(Data excerpts)

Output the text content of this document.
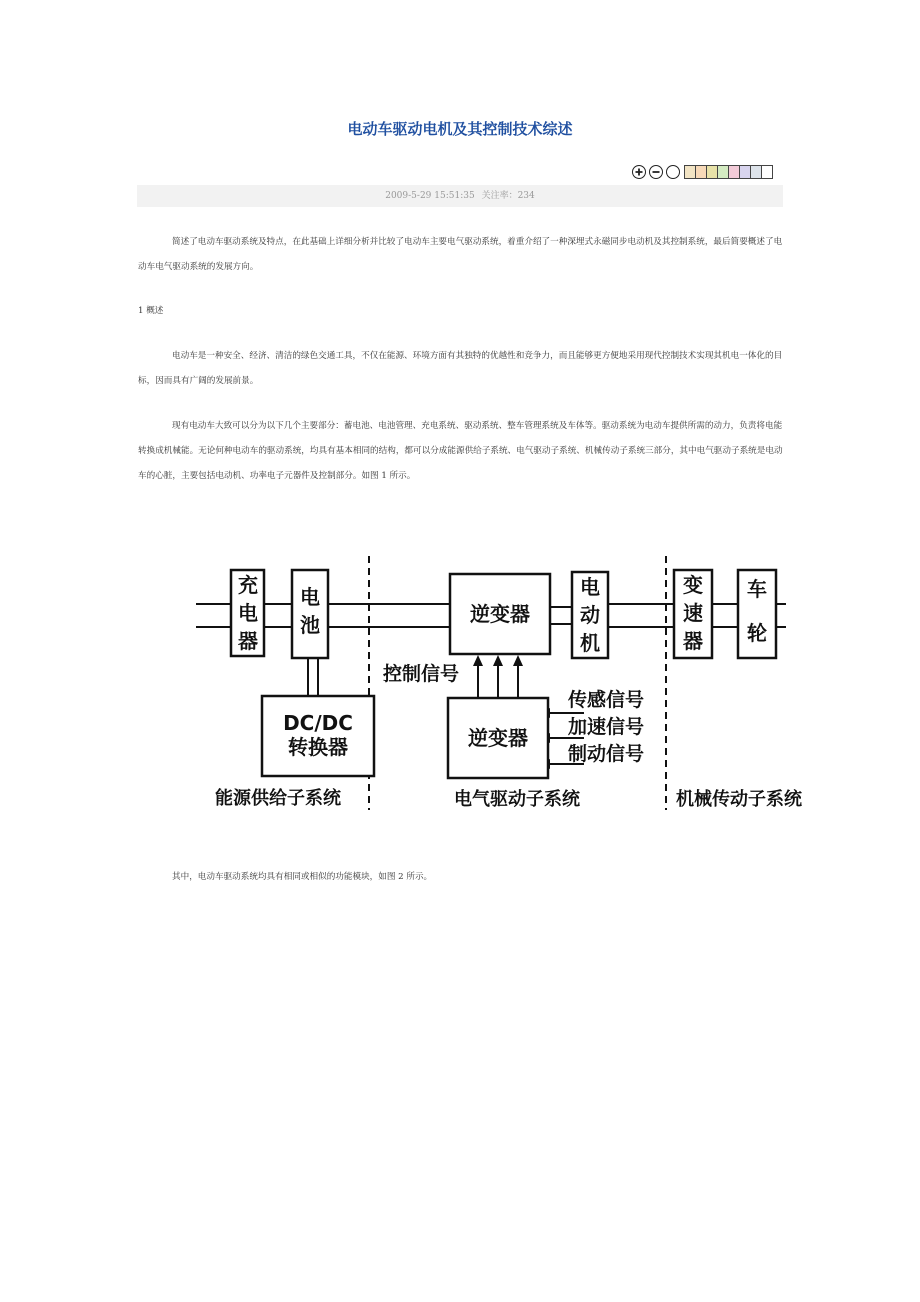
电动车驱动电机及其控制技术综述
2009-5-29 15:51:35 关注率：234

简述了电动车驱动系统及特点，在此基础上详细分析并比较了电动车主要电气驱动系统，着重介绍了一种深埋式永磁同步电动机及其控制系统，最后简要概述了电动车电气驱动系统的发展方向。

1 概述

电动车是一种安全、经济、清洁的绿色交通工具，不仅在能源、环境方面有其独特的优越性和竞争力，而且能够更方便地采用现代控制技术实现其机电一体化的目标，因而具有广阔的发展前景。

现有电动车大致可以分为以下几个主要部分：蓄电池、电池管理、充电系统、驱动系统、整车管理系统及车体等。驱动系统为电动车提供所需的动力，负责将电能转换成机械能。无论何种电动车的驱动系统，均具有基本相同的结构，都可以分成能源供给子系统、电气驱动子系统、机械传动子系统三部分，其中电气驱动子系统是电动车的心脏，主要包括电动机、功率电子元器件及控制部分。如图 1 所示。

充电器
电池
DC/DC
转换器
逆变器
逆变器
电动机
变速器
车轮
控制信号
传感信号
加速信号
制动信号
能源供给子系统	电气驱动子系统	机械传动子系统
其中，电动车驱动系统均具有相同或相似的功能模块，如图 2 所示。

## GIVEN REQUEST:
Transcribe each entry above exactly, apart from the pictures.

## REPLY:
Output the text content of this document.
电动车驱动电机及其控制技术综述
2009-5-29 15:51:35 关注率：234

简述了电动车驱动系统及特点，在此基础上详细分析并比较了电动车主要电气驱动系统，着重介绍了一种深埋式永磁同步电动机及其控制系统，最后简要概述了电动车电气驱动系统的发展方向。

1 概述

电动车是一种安全、经济、清洁的绿色交通工具，不仅在能源、环境方面有其独特的优越性和竞争力，而且能够更方便地采用现代控制技术实现其机电一体化的目标，因而具有广阔的发展前景。

现有电动车大致可以分为以下几个主要部分：蓄电池、电池管理、充电系统、驱动系统、整车管理系统及车体等。驱动系统为电动车提供所需的动力，负责将电能转换成机械能。无论何种电动车的驱动系统，均具有基本相同的结构，都可以分成能源供给子系统、电气驱动子系统、机械传动子系统三部分，其中电气驱动子系统是电动车的心脏，主要包括电动机、功率电子元器件及控制部分。如图 1 所示。

充电器
电池
DC/DC
转换器
逆变器
逆变器
电动机
变速器
车轮
控制信号
传感信号
加速信号
制动信号
能源供给子系统	电气驱动子系统	机械传动子系统
其中，电动车驱动系统均具有相同或相似的功能模块，如图 2 所示。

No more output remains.